Exercise aim
Without altering anything, repeat each of the records.

[Records provided start]

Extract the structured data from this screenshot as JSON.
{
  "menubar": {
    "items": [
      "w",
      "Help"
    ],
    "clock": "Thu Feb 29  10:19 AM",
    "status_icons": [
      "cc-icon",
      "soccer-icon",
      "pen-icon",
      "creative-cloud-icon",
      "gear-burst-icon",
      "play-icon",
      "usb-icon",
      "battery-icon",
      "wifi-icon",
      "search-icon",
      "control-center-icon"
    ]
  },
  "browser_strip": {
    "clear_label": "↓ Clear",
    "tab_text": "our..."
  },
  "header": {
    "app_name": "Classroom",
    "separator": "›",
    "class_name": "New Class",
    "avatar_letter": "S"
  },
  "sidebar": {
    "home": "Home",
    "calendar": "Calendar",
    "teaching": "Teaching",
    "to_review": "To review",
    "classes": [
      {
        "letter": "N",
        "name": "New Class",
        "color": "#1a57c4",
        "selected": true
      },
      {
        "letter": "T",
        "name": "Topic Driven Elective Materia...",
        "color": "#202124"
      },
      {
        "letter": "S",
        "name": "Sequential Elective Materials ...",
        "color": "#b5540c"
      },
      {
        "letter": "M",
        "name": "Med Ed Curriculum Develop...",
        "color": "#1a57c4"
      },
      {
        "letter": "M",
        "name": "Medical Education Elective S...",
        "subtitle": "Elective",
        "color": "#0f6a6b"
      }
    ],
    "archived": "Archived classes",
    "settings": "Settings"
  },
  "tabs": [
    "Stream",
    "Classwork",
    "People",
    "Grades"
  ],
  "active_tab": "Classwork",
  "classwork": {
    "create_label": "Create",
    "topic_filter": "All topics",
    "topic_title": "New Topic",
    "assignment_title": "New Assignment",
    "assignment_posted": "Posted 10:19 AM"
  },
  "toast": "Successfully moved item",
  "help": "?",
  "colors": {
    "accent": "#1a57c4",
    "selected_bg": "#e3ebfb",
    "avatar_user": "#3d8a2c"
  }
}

[Records provided end]

Expected answer
Extract the structured data from this screenshot as JSON.
{
  "menubar": {
    "items": [
      "w",
      "Help"
    ],
    "clock": "Thu Feb 29  10:19 AM",
    "status_icons": [
      "cc-icon",
      "soccer-icon",
      "pen-icon",
      "creative-cloud-icon",
      "gear-burst-icon",
      "play-icon",
      "usb-icon",
      "battery-icon",
      "wifi-icon",
      "search-icon",
      "control-center-icon"
    ]
  },
  "browser_strip": {
    "clear_label": "↓ Clear",
    "tab_text": "our..."
  },
  "header": {
    "app_name": "Classroom",
    "separator": "›",
    "class_name": "New Class",
    "avatar_letter": "S"
  },
  "sidebar": {
    "home": "Home",
    "calendar": "Calendar",
    "teaching": "Teaching",
    "to_review": "To review",
    "classes": [
      {
        "letter": "N",
        "name": "New Class",
        "color": "#1a57c4",
        "selected": true
      },
      {
        "letter": "T",
        "name": "Topic Driven Elective Materia...",
        "color": "#202124"
      },
      {
        "letter": "S",
        "name": "Sequential Elective Materials ...",
        "color": "#b5540c"
      },
      {
        "letter": "M",
        "name": "Med Ed Curriculum Develop...",
        "color": "#1a57c4"
      },
      {
        "letter": "M",
        "name": "Medical Education Elective S...",
        "subtitle": "Elective",
        "color": "#0f6a6b"
      }
    ],
    "archived": "Archived classes",
    "settings": "Settings"
  },
  "tabs": [
    "Stream",
    "Classwork",
    "People",
    "Grades"
  ],
  "active_tab": "Classwork",
  "classwork": {
    "create_label": "Create",
    "topic_filter": "All topics",
    "topic_title": "New Topic",
    "assignment_title": "New Assignment",
    "assignment_posted": "Posted 10:19 AM"
  },
  "toast": "Successfully moved item",
  "help": "?",
  "colors": {
    "accent": "#1a57c4",
    "selected_bg": "#e3ebfb",
    "avatar_user": "#3d8a2c"
  }
}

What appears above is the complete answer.